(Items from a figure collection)

----

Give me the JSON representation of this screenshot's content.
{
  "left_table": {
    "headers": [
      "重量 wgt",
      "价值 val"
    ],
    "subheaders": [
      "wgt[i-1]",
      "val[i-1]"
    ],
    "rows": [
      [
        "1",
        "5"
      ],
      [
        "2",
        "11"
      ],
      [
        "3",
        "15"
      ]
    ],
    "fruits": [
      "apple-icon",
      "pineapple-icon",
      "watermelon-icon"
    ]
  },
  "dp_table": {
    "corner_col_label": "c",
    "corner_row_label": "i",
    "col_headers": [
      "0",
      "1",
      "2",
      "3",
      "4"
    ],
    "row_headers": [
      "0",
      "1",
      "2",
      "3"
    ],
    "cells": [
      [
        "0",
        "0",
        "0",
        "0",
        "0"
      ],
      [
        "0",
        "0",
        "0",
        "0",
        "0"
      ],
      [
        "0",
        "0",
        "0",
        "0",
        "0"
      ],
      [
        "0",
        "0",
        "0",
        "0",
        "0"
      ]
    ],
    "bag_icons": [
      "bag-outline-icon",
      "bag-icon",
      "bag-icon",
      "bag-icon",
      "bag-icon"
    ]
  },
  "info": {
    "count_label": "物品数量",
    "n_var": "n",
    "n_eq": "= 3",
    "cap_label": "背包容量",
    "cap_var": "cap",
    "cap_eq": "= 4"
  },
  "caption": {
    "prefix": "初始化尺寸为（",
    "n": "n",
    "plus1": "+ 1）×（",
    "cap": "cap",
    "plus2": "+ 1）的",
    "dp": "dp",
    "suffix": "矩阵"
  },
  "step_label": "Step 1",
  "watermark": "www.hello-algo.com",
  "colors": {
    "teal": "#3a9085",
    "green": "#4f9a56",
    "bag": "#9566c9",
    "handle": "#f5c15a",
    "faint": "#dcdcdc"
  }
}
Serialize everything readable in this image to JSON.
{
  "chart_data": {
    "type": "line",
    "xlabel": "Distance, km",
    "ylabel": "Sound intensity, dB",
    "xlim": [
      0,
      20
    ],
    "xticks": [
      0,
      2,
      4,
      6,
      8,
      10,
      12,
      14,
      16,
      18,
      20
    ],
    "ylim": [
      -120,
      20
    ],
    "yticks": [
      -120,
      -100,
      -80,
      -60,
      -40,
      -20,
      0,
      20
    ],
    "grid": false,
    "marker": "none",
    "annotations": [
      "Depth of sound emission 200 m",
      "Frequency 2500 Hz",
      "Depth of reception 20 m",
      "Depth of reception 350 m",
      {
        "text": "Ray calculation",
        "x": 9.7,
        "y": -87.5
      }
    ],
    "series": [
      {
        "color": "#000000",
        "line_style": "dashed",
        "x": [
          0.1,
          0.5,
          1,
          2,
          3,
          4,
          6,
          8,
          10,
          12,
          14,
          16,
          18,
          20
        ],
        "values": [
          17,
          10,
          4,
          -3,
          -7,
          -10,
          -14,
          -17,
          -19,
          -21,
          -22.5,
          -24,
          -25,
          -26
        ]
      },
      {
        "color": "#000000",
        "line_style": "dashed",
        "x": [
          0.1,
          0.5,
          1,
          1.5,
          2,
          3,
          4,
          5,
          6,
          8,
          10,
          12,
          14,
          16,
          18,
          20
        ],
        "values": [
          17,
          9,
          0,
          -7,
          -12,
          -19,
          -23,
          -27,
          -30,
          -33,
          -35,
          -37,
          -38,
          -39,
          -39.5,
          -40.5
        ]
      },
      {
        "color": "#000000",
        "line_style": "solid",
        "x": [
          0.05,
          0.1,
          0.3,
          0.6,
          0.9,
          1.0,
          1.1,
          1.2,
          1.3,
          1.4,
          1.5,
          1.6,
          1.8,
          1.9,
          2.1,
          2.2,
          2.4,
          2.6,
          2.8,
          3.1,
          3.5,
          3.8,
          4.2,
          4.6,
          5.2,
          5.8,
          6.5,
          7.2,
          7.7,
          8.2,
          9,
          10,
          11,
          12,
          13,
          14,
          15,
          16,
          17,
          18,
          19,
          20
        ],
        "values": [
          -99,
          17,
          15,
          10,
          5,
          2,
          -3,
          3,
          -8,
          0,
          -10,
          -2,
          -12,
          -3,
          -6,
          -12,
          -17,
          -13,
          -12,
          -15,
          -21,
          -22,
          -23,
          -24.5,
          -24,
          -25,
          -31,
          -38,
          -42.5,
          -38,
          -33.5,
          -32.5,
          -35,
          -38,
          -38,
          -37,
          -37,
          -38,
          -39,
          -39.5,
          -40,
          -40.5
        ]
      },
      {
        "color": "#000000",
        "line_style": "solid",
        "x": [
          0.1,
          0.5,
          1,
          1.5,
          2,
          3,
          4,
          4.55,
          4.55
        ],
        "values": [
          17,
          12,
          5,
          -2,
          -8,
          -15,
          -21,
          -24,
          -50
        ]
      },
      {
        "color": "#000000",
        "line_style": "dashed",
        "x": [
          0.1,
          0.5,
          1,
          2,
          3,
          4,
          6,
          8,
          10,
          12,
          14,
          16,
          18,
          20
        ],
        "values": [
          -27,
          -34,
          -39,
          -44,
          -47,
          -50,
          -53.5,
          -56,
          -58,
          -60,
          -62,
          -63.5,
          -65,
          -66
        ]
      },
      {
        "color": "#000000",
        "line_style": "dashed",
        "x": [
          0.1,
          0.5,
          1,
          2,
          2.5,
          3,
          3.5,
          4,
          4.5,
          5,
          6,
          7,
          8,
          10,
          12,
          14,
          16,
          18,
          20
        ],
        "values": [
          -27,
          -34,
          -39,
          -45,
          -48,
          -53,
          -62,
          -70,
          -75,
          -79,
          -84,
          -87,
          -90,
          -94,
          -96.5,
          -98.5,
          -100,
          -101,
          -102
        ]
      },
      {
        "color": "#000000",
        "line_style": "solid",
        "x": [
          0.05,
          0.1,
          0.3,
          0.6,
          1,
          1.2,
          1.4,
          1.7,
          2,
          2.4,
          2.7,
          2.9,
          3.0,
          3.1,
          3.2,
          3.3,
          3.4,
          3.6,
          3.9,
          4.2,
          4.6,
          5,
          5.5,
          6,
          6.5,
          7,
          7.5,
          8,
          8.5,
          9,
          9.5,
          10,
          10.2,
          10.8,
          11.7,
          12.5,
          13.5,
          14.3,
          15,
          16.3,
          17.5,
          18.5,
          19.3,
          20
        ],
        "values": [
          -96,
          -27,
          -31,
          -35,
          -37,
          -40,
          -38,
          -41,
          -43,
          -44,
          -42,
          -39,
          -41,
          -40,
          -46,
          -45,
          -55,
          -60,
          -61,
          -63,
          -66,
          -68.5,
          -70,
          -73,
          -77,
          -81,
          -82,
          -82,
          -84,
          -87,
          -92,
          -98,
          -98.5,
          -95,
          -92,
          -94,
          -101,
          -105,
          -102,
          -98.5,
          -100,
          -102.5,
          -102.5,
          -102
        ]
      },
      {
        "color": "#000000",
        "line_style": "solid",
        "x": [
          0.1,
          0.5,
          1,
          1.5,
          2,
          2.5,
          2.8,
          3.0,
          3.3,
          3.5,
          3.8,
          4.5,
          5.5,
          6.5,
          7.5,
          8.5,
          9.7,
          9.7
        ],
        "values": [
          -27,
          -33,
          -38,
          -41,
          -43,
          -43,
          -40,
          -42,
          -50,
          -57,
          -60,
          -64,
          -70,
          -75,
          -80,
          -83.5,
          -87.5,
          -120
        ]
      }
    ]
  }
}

----

▶ [Exercise]: Extract from the data every line where "reception" shows up.

▶ [Reply to the exercise]:
      "Depth of reception 20 m",
      "Depth of reception 350 m",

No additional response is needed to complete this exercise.